● **Objective**
Update the records from their start through the line with "data-point — [794, 605, 830, 641]", replacing each "y-tick-label" with "y-axis-tick-label" and leaving everything else unchanged. Return only those lines.

● **Stored data**
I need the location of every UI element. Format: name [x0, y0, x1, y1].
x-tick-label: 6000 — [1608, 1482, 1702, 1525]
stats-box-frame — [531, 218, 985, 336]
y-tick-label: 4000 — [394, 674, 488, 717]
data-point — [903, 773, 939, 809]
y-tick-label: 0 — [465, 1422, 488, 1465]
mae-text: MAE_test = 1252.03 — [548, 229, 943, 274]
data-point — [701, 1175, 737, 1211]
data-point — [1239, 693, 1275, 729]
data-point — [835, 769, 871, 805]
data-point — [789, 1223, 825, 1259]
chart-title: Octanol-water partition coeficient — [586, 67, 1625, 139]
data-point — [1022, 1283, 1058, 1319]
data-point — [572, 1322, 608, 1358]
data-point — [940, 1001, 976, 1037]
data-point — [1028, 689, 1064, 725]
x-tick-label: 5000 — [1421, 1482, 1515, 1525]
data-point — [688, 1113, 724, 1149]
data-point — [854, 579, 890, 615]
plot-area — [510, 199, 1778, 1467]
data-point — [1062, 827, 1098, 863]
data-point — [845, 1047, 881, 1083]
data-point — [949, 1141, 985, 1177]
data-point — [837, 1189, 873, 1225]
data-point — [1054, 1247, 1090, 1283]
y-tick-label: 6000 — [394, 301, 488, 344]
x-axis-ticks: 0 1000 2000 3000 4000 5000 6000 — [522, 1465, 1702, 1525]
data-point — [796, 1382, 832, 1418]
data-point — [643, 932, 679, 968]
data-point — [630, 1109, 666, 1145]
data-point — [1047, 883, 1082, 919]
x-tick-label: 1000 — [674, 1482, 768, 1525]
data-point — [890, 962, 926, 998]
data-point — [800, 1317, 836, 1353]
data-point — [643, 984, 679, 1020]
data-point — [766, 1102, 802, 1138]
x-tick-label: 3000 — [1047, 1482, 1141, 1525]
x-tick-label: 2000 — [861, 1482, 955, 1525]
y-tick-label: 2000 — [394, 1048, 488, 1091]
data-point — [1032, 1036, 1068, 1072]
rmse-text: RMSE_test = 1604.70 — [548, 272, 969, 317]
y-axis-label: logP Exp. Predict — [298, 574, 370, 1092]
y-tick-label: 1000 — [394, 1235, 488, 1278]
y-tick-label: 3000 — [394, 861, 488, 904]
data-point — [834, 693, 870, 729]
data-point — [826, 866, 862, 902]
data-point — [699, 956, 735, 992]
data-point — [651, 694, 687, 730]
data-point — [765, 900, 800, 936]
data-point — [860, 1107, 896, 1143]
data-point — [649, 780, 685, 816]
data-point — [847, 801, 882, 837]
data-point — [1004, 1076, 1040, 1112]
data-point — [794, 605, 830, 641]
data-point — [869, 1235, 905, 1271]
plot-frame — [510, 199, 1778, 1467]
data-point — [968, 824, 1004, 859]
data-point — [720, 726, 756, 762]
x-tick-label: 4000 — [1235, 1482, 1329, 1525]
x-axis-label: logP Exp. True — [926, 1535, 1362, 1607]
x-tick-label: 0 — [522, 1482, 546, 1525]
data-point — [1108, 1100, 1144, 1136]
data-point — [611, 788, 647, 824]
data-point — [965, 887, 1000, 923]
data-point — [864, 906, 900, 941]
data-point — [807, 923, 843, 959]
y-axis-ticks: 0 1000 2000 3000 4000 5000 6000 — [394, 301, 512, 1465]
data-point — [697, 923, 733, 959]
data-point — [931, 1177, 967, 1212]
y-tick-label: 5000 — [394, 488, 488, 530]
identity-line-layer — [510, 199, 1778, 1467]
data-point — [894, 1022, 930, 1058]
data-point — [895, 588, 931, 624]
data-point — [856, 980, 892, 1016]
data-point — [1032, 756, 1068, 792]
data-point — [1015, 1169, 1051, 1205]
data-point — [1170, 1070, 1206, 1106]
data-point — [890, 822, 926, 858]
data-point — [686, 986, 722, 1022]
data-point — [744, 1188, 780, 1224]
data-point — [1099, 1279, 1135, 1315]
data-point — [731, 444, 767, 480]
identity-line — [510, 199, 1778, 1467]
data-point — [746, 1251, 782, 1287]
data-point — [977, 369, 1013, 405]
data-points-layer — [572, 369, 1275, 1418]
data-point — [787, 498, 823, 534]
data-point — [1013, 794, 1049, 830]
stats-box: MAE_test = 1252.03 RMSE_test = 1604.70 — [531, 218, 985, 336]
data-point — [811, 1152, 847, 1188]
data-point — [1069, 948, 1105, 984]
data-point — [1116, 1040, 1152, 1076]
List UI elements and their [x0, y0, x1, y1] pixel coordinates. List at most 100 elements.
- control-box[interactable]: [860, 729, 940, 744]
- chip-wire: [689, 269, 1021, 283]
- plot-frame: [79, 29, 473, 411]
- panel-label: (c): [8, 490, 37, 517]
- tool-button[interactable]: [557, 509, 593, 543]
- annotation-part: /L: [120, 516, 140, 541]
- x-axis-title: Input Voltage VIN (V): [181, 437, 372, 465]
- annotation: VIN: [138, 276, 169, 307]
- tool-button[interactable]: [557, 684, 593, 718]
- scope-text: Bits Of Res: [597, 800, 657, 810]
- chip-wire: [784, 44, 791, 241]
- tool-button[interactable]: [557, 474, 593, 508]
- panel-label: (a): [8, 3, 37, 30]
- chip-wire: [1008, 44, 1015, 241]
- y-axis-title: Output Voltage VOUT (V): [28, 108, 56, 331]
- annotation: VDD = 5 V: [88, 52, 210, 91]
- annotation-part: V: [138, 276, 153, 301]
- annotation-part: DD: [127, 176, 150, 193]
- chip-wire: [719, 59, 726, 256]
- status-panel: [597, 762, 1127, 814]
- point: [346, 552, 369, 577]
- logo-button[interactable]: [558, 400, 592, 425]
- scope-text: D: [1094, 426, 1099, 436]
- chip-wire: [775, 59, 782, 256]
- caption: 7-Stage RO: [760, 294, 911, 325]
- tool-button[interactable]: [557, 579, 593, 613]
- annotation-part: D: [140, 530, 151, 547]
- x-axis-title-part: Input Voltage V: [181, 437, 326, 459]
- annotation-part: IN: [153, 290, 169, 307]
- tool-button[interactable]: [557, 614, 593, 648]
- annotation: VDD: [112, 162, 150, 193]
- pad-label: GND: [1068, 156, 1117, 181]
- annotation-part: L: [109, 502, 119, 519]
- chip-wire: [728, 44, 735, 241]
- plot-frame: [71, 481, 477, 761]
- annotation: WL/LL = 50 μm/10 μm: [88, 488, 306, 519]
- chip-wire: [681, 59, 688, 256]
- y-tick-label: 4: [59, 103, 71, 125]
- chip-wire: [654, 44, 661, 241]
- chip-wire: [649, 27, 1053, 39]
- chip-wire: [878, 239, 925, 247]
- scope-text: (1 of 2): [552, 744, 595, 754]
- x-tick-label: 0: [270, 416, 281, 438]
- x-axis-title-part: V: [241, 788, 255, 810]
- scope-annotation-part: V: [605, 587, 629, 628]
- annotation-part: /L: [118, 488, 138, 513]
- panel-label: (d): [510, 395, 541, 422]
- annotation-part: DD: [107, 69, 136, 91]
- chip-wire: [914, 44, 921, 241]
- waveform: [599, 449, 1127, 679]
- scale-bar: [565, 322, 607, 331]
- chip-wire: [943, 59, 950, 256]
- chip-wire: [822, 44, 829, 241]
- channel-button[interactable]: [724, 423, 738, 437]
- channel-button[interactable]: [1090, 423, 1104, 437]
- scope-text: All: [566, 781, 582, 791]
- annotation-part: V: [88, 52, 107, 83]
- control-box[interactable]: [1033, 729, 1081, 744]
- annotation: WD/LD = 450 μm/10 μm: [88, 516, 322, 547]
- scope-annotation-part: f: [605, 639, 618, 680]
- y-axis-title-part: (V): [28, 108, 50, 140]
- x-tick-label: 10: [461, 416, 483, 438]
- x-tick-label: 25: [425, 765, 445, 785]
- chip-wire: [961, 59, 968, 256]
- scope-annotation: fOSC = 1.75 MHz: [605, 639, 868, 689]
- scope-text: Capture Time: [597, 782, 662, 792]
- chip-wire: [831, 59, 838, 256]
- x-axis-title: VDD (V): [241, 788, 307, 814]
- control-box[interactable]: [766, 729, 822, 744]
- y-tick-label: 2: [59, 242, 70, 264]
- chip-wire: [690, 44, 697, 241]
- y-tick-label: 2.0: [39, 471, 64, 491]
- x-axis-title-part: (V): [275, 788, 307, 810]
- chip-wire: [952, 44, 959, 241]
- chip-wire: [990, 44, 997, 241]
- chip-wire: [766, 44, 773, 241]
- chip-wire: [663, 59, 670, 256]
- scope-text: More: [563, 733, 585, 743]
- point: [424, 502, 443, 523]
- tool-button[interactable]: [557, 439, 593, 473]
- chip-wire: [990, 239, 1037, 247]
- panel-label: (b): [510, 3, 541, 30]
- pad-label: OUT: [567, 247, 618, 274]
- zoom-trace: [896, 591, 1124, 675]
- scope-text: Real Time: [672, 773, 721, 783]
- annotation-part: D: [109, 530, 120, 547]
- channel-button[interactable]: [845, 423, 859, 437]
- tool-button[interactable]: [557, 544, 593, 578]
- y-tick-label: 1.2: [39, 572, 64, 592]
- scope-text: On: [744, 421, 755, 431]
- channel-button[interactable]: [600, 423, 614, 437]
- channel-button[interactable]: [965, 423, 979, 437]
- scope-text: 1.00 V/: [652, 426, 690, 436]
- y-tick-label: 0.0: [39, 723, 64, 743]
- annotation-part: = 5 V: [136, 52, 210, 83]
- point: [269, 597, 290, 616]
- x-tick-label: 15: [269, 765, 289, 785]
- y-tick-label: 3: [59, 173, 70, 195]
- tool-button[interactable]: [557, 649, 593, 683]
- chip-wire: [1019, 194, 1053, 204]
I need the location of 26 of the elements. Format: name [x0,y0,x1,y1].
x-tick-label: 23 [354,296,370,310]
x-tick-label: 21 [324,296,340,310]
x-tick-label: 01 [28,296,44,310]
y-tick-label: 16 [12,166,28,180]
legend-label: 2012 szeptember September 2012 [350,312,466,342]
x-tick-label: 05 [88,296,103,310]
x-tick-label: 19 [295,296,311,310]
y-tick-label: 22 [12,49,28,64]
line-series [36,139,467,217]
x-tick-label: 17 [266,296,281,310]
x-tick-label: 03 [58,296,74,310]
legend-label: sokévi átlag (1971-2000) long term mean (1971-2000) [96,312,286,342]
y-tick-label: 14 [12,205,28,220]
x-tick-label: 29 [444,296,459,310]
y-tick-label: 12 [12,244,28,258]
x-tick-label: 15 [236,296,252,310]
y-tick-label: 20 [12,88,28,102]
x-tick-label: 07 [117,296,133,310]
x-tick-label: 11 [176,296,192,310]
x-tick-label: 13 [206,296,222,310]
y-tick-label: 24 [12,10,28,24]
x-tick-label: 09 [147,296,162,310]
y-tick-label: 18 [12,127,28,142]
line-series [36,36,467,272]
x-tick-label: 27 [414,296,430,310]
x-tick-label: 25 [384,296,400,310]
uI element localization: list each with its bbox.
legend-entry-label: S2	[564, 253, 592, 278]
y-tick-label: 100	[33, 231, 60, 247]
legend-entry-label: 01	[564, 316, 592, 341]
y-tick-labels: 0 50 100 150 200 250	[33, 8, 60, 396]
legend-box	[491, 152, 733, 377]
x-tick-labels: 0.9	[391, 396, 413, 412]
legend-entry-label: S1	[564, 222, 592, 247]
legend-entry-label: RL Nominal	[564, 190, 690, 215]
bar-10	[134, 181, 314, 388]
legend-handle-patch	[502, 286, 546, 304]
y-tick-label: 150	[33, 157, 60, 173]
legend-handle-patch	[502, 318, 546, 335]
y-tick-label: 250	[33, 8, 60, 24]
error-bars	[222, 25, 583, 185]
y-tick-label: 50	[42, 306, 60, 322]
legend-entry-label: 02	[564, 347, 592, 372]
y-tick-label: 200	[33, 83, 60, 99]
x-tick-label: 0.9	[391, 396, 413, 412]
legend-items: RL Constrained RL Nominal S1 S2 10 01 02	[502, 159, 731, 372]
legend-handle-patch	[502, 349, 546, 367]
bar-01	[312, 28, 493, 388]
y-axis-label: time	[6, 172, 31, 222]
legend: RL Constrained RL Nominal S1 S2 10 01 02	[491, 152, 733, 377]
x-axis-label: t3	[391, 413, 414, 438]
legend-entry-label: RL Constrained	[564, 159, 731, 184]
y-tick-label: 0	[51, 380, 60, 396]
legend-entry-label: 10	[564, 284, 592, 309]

● **Finished task**
I need the location of every UI element. Format: name [x0, y0, x1, y1].
x-tick-label: 6000 — [1608, 1482, 1702, 1525]
stats-box-frame — [531, 218, 985, 336]
y-axis-tick-label: 4000 — [394, 674, 488, 717]
data-point — [903, 773, 939, 809]
y-axis-tick-label: 0 — [465, 1422, 488, 1465]
mae-text: MAE_test = 1252.03 — [548, 229, 943, 274]
data-point — [701, 1175, 737, 1211]
data-point — [1239, 693, 1275, 729]
data-point — [835, 769, 871, 805]
data-point — [789, 1223, 825, 1259]
chart-title: Octanol-water partition coeficient — [586, 67, 1625, 139]
data-point — [1022, 1283, 1058, 1319]
data-point — [572, 1322, 608, 1358]
data-point — [940, 1001, 976, 1037]
data-point — [1028, 689, 1064, 725]
x-tick-label: 5000 — [1421, 1482, 1515, 1525]
data-point — [688, 1113, 724, 1149]
data-point — [854, 579, 890, 615]
plot-area — [510, 199, 1778, 1467]
data-point — [1062, 827, 1098, 863]
data-point — [845, 1047, 881, 1083]
data-point — [949, 1141, 985, 1177]
data-point — [837, 1189, 873, 1225]
data-point — [1054, 1247, 1090, 1283]
y-axis-tick-label: 6000 — [394, 301, 488, 344]
x-axis-ticks: 0 1000 2000 3000 4000 5000 6000 — [522, 1465, 1702, 1525]
data-point — [796, 1382, 832, 1418]
data-point — [643, 932, 679, 968]
data-point — [630, 1109, 666, 1145]
data-point — [1047, 883, 1082, 919]
x-tick-label: 1000 — [674, 1482, 768, 1525]
data-point — [890, 962, 926, 998]
data-point — [800, 1317, 836, 1353]
data-point — [643, 984, 679, 1020]
data-point — [766, 1102, 802, 1138]
x-tick-label: 3000 — [1047, 1482, 1141, 1525]
x-tick-label: 2000 — [861, 1482, 955, 1525]
y-axis-tick-label: 2000 — [394, 1048, 488, 1091]
data-point — [1032, 1036, 1068, 1072]
rmse-text: RMSE_test = 1604.70 — [548, 272, 969, 317]
y-axis-label: logP Exp. Predict — [298, 574, 370, 1092]
y-axis-tick-label: 1000 — [394, 1235, 488, 1278]
y-axis-tick-label: 3000 — [394, 861, 488, 904]
data-point — [834, 693, 870, 729]
data-point — [826, 866, 862, 902]
data-point — [699, 956, 735, 992]
data-point — [651, 694, 687, 730]
data-point — [765, 900, 800, 936]
data-point — [860, 1107, 896, 1143]
data-point — [649, 780, 685, 816]
data-point — [847, 801, 882, 837]
data-point — [1004, 1076, 1040, 1112]
data-point — [794, 605, 830, 641]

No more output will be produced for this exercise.